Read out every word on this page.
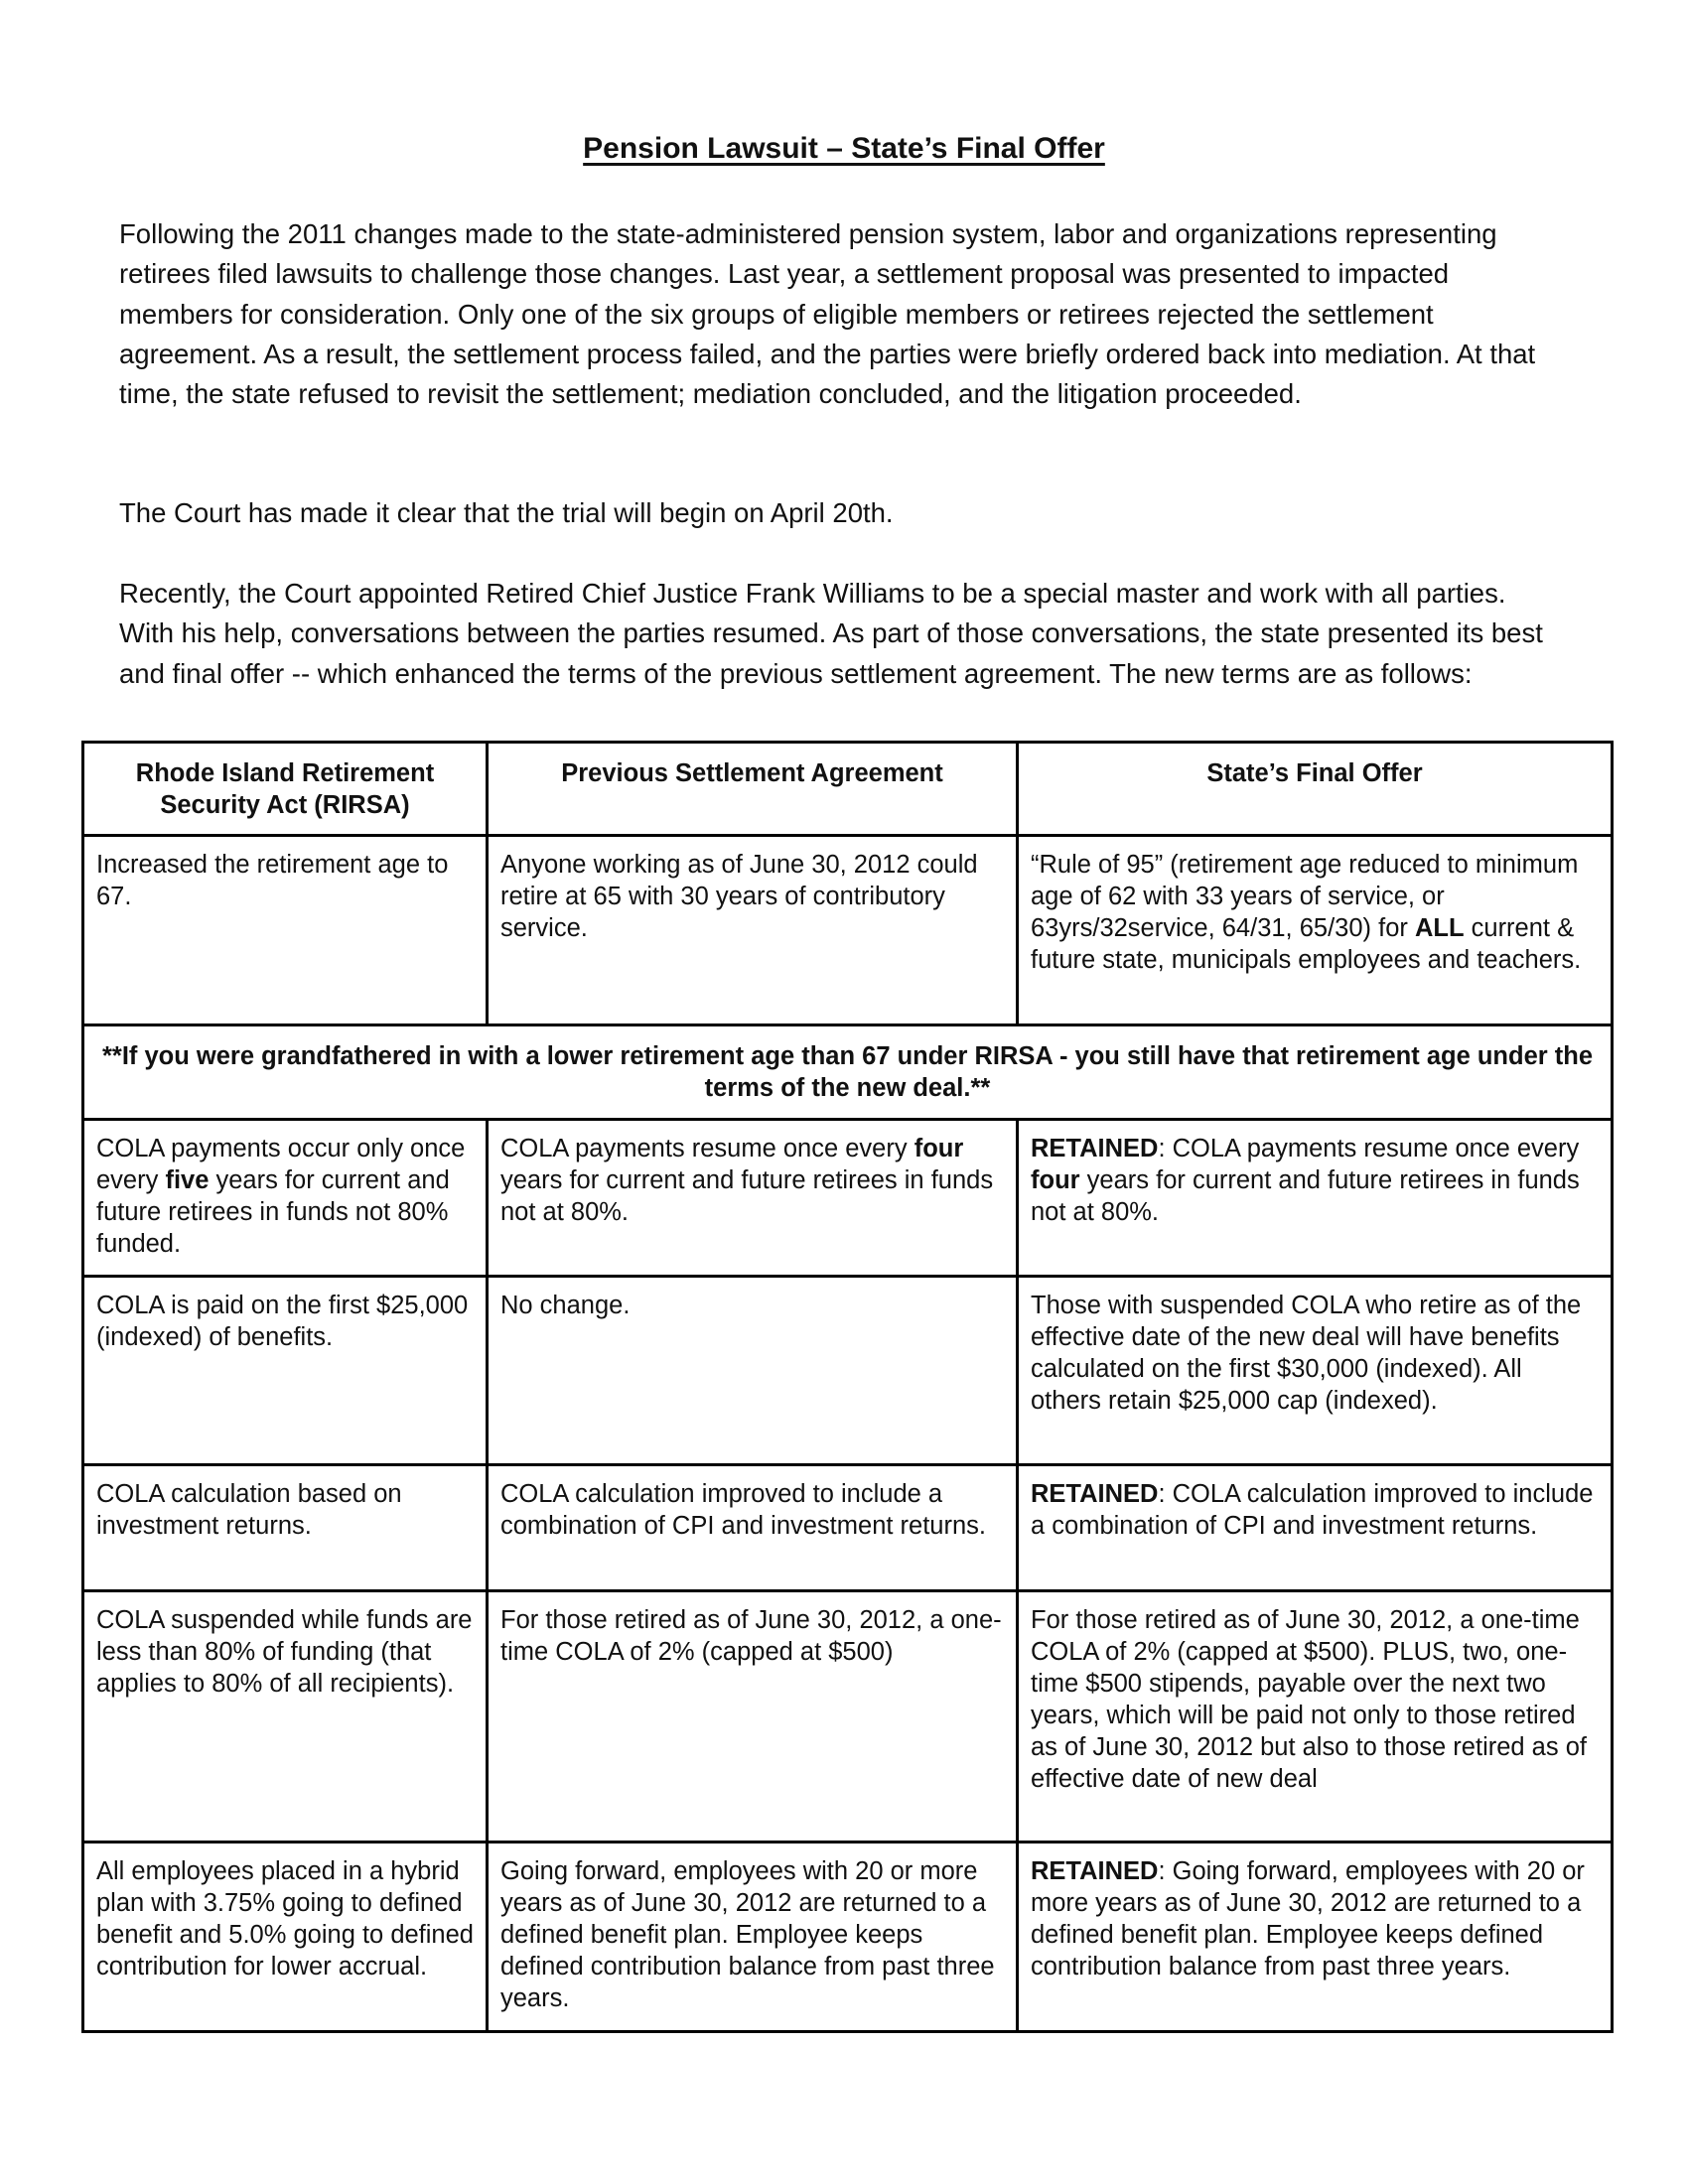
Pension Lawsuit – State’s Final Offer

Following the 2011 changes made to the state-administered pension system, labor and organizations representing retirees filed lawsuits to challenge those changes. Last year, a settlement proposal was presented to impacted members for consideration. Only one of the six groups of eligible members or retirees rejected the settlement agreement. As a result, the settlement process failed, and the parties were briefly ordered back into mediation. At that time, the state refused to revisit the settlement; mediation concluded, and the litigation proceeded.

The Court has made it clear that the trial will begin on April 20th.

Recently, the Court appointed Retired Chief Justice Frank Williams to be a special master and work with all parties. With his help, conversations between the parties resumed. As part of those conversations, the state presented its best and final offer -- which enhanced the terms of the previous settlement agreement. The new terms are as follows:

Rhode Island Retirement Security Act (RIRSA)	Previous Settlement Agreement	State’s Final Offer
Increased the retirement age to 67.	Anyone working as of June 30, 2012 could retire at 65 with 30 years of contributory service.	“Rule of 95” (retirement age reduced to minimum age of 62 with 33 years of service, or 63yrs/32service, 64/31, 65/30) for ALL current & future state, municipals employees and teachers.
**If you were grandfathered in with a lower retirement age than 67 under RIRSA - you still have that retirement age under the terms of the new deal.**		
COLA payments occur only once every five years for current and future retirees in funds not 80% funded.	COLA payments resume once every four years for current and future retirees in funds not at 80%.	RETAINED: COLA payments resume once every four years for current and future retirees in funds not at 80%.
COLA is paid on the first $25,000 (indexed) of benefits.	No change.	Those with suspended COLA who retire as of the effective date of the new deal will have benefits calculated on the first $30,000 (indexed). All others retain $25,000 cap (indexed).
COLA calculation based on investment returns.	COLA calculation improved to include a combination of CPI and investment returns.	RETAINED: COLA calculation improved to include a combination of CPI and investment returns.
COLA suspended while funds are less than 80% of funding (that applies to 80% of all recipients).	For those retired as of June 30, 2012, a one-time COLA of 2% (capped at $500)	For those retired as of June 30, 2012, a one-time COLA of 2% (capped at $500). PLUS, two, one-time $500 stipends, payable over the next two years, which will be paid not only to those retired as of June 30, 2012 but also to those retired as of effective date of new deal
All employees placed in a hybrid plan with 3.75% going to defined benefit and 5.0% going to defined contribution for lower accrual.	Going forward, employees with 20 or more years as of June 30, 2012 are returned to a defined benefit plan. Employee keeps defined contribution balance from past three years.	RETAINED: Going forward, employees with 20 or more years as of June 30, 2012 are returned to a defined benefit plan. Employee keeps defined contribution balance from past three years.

• EXERCISE DIRECTIONS:
Say, as a bare number, how many lines in the entries above include the string "which".

• TASK ANSWER:
2